■ THE REQUEST:
Scan the data below. Pull out each line where "Tabel" occurs.

[Structured figure records]
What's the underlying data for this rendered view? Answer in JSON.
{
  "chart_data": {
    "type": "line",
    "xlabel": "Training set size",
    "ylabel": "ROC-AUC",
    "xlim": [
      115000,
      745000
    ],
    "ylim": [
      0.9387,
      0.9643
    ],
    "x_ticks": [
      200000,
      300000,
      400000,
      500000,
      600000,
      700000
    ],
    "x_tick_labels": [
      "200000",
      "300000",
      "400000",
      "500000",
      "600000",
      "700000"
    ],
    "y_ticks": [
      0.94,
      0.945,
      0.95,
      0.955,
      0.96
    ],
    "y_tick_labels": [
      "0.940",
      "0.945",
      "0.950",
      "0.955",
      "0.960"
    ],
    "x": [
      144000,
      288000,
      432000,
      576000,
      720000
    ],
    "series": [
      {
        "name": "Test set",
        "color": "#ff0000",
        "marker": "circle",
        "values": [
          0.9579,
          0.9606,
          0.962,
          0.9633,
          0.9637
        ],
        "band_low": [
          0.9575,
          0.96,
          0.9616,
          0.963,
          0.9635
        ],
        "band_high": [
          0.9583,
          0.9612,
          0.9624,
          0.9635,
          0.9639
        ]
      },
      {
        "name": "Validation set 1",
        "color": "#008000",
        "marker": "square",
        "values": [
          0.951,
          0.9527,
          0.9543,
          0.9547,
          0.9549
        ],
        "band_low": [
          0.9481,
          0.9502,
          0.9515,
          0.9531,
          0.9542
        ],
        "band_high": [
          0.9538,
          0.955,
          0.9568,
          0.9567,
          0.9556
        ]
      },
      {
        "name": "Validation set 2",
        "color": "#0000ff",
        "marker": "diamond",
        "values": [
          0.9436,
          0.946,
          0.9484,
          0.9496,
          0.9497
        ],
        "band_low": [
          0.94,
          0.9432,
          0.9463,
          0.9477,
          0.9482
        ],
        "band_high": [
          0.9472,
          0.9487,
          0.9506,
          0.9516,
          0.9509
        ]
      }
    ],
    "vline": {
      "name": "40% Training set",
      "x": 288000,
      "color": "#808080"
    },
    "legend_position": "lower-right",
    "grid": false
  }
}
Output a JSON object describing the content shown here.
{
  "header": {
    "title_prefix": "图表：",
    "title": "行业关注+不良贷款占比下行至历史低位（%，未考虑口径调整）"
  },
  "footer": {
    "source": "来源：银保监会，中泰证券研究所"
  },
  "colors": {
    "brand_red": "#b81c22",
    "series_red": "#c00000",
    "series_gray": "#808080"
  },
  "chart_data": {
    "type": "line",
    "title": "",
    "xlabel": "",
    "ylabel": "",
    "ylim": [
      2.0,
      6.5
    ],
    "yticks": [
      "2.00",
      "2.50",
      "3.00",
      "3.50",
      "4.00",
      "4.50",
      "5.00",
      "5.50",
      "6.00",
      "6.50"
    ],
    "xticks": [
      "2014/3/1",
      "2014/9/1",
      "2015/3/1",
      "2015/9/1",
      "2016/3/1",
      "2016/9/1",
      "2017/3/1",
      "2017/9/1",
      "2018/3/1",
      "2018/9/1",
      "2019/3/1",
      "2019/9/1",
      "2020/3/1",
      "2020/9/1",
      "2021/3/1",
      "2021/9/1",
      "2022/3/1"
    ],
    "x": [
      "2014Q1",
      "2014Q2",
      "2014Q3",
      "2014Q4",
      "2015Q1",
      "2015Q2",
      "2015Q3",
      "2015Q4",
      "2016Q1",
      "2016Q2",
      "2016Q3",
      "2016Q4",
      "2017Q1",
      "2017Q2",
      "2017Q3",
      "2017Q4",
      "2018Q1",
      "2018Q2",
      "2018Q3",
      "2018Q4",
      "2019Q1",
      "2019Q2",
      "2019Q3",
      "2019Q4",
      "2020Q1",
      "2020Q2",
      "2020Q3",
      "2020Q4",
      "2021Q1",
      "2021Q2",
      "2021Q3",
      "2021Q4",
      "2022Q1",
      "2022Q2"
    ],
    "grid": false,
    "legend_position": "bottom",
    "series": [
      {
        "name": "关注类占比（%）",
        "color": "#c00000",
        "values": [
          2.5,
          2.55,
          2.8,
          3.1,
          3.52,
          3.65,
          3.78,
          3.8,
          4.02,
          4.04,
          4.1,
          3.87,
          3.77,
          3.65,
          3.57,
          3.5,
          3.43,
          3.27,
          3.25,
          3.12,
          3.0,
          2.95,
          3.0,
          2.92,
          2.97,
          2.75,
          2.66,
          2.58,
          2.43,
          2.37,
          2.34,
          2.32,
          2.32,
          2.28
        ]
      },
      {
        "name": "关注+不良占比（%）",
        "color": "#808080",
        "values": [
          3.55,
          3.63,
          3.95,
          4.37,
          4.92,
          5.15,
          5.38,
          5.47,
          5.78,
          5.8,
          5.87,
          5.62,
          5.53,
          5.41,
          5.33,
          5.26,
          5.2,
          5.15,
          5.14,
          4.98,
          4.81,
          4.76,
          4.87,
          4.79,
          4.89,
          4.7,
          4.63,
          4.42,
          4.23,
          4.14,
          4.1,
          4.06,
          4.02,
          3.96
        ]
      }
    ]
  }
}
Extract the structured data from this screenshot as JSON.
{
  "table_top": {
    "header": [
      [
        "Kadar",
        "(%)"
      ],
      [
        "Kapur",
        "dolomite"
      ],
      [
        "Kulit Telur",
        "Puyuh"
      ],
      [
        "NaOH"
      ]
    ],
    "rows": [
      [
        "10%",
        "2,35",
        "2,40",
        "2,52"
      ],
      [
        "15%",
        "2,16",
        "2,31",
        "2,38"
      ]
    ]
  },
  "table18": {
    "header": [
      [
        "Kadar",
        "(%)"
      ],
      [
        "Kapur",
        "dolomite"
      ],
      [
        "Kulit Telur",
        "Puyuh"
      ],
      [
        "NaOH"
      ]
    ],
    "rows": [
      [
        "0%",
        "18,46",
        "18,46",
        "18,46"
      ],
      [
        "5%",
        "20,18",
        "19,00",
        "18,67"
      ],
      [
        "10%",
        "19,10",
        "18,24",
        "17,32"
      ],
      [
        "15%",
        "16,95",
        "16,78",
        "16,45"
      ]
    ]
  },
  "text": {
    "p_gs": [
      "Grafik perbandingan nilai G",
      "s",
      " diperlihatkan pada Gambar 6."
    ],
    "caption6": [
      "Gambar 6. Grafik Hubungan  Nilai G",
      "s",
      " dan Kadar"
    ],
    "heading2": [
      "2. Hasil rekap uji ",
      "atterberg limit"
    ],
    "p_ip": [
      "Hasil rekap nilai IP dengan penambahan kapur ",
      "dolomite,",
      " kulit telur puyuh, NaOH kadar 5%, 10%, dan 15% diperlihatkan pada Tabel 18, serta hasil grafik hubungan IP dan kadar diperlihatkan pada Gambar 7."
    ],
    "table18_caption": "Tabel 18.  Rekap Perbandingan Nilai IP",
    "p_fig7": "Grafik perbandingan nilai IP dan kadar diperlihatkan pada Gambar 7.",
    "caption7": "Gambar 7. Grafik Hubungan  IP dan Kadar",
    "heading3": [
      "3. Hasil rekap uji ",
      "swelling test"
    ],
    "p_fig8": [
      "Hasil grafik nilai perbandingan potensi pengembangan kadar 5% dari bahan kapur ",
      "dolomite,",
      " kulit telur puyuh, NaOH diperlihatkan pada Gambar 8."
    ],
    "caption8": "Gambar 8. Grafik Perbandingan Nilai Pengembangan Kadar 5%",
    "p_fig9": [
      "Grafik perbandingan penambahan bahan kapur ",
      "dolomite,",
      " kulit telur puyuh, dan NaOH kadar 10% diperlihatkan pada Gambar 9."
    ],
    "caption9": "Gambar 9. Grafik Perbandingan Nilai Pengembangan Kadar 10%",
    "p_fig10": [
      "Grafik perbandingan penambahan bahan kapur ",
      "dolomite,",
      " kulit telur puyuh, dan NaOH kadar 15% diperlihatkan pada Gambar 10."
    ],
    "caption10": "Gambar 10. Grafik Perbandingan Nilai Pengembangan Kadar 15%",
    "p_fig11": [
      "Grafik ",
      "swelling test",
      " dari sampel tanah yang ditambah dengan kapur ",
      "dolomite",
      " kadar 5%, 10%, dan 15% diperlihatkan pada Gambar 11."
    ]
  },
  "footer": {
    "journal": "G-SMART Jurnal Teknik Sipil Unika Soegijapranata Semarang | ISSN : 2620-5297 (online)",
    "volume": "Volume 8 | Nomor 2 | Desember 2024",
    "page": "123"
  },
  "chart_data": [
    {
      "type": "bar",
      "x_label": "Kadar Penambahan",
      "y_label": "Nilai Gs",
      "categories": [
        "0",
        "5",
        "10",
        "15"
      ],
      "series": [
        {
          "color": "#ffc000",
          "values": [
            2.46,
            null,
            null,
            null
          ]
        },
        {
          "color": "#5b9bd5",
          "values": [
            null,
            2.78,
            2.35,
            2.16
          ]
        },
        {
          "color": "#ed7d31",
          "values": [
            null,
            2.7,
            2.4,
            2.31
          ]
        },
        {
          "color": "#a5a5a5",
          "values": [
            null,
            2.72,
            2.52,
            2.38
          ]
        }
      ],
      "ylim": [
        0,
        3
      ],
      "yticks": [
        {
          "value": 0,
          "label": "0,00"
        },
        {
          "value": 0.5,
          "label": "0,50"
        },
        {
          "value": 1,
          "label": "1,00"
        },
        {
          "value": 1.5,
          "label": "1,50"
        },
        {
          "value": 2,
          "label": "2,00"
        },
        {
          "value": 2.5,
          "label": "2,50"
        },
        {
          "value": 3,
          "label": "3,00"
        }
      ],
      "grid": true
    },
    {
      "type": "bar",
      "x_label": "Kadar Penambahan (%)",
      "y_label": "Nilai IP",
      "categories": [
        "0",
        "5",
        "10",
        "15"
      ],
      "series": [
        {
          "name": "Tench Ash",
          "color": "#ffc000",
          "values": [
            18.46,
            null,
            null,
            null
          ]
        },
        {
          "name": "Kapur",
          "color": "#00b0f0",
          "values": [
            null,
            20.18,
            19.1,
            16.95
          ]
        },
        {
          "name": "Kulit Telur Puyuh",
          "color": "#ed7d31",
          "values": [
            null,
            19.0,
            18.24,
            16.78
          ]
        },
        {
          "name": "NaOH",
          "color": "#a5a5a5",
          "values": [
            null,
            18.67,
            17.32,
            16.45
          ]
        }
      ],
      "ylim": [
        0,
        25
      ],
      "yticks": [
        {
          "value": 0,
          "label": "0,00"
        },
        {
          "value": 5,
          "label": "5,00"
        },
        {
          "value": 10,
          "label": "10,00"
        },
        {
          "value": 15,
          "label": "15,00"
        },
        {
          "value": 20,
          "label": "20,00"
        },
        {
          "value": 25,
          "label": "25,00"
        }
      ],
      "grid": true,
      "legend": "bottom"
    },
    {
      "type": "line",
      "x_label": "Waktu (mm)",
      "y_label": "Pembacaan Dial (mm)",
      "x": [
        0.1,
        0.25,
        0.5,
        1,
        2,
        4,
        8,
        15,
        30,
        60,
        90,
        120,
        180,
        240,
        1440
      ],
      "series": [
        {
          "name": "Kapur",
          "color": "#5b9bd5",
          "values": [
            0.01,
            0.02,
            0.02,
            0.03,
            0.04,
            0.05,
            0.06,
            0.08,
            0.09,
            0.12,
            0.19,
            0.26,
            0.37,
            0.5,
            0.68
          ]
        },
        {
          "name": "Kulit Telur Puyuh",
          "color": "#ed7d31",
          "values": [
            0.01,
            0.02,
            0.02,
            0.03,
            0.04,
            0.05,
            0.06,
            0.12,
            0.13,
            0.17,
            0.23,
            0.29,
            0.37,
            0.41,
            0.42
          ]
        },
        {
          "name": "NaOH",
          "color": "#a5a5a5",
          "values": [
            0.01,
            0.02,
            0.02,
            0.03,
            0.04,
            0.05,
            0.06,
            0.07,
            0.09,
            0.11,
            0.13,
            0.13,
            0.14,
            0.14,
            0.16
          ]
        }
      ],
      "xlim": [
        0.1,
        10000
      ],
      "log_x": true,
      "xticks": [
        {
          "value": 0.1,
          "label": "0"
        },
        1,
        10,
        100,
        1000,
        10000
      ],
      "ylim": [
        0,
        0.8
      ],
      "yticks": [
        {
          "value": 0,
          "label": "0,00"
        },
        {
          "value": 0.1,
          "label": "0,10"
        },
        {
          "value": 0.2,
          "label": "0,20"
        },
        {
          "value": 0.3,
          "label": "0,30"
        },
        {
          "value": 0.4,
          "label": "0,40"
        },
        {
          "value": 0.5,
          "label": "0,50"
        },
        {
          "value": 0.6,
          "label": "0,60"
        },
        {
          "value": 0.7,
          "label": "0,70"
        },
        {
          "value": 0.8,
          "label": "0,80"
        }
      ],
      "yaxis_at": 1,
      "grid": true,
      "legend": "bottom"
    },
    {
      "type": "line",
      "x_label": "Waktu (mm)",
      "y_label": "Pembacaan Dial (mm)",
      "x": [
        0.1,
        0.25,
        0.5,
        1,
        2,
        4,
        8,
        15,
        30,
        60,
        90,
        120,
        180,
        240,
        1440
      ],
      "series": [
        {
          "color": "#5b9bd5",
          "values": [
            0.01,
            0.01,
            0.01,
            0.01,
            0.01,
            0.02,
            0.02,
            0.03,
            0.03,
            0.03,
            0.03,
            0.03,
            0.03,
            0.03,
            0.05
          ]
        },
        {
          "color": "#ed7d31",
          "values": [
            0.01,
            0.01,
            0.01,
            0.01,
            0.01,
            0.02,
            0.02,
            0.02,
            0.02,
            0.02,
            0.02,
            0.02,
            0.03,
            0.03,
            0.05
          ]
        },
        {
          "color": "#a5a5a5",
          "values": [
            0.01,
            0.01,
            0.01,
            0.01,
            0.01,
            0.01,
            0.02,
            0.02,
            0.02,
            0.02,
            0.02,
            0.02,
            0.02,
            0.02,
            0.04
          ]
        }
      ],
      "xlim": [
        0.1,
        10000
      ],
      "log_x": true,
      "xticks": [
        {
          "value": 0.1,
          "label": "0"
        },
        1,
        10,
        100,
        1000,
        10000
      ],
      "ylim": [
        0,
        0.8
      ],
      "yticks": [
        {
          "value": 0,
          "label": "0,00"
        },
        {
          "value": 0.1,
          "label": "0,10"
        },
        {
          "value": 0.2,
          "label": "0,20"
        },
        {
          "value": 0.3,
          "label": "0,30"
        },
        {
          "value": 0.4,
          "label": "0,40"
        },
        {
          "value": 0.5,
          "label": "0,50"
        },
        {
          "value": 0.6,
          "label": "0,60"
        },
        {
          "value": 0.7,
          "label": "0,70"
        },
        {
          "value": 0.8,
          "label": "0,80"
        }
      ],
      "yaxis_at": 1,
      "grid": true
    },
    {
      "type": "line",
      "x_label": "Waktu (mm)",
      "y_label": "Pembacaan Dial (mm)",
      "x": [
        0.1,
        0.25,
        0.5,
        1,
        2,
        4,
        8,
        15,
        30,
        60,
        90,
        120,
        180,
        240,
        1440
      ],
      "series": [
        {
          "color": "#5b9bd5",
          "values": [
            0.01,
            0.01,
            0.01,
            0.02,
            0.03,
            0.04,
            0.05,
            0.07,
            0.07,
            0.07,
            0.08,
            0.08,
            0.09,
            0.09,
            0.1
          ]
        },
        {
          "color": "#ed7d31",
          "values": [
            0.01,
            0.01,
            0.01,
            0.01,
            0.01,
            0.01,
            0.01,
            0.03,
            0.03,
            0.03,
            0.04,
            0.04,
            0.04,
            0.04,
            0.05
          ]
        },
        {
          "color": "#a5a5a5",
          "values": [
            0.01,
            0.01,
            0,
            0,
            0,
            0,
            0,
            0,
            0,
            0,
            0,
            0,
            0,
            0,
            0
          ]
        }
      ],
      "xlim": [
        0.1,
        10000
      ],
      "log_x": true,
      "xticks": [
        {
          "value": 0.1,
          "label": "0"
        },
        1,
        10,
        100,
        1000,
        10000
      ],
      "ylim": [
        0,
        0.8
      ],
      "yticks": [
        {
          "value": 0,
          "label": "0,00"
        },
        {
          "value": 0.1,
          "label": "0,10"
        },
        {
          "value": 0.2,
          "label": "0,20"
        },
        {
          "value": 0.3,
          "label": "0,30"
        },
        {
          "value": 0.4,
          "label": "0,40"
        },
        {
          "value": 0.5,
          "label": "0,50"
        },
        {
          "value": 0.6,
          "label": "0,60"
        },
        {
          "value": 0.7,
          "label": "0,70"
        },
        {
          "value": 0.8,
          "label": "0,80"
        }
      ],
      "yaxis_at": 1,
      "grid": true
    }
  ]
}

■ SOLUTION BELOW:
      " kulit telur puyuh, NaOH kadar 5%, 10%, dan 15% diperlihatkan pada Tabel 18, serta hasil grafik hubungan IP dan kadar diperlihatkan pada Gambar 7."
    "table18_caption": "Tabel 18.  Rekap Perbandingan Nilai IP",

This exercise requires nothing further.